═════ ENTRIES PROVIDED ═════

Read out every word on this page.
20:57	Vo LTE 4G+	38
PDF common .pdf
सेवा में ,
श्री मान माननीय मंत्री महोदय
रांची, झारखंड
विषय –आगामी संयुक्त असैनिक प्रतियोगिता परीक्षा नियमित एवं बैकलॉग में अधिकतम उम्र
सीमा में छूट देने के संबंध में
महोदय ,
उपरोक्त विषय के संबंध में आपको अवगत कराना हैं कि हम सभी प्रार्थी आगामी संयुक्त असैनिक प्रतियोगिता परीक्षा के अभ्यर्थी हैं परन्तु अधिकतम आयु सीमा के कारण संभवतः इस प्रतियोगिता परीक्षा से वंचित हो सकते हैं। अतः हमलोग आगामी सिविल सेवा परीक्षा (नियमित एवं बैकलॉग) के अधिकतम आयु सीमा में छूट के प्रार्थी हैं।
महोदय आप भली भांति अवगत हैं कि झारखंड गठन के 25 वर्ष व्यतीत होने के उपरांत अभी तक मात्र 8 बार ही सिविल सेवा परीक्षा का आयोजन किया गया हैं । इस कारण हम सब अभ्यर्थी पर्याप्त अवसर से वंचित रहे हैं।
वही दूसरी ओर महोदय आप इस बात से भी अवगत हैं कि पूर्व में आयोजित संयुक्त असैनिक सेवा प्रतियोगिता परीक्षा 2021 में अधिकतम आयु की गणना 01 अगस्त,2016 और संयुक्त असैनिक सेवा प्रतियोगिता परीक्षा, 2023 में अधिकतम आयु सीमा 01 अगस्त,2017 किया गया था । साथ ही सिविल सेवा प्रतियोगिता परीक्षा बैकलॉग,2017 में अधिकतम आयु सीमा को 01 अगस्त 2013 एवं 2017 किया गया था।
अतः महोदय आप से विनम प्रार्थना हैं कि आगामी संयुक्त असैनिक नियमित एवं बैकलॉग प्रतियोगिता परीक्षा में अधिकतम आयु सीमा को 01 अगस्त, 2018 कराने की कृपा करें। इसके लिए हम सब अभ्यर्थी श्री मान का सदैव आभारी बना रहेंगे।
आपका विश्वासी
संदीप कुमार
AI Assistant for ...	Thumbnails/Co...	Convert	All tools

═════

_STATED PROBLEM_. Take the entries above and copy them out exactly.

_THE RESULT_.
Read out every word on this page.
20:57	Vo LTE 4G+	38
PDF common .pdf
सेवा में ,
श्री मान माननीय मंत्री महोदय
रांची, झारखंड
विषय –आगामी संयुक्त असैनिक प्रतियोगिता परीक्षा नियमित एवं बैकलॉग में अधिकतम उम्र
सीमा में छूट देने के संबंध में
महोदय ,
उपरोक्त विषय के संबंध में आपको अवगत कराना हैं कि हम सभी प्रार्थी आगामी संयुक्त असैनिक प्रतियोगिता परीक्षा के अभ्यर्थी हैं परन्तु अधिकतम आयु सीमा के कारण संभवतः इस प्रतियोगिता परीक्षा से वंचित हो सकते हैं। अतः हमलोग आगामी सिविल सेवा परीक्षा (नियमित एवं बैकलॉग) के अधिकतम आयु सीमा में छूट के प्रार्थी हैं।
महोदय आप भली भांति अवगत हैं कि झारखंड गठन के 25 वर्ष व्यतीत होने के उपरांत अभी तक मात्र 8 बार ही सिविल सेवा परीक्षा का आयोजन किया गया हैं । इस कारण हम सब अभ्यर्थी पर्याप्त अवसर से वंचित रहे हैं।
वही दूसरी ओर महोदय आप इस बात से भी अवगत हैं कि पूर्व में आयोजित संयुक्त असैनिक सेवा प्रतियोगिता परीक्षा 2021 में अधिकतम आयु की गणना 01 अगस्त,2016 और संयुक्त असैनिक सेवा प्रतियोगिता परीक्षा, 2023 में अधिकतम आयु सीमा 01 अगस्त,2017 किया गया था । साथ ही सिविल सेवा प्रतियोगिता परीक्षा बैकलॉग,2017 में अधिकतम आयु सीमा को 01 अगस्त 2013 एवं 2017 किया गया था।
अतः महोदय आप से विनम प्रार्थना हैं कि आगामी संयुक्त असैनिक नियमित एवं बैकलॉग प्रतियोगिता परीक्षा में अधिकतम आयु सीमा को 01 अगस्त, 2018 कराने की कृपा करें। इसके लिए हम सब अभ्यर्थी श्री मान का सदैव आभारी बना रहेंगे।
आपका विश्वासी
संदीप कुमार
AI Assistant for ...	Thumbnails/Co...	Convert	All tools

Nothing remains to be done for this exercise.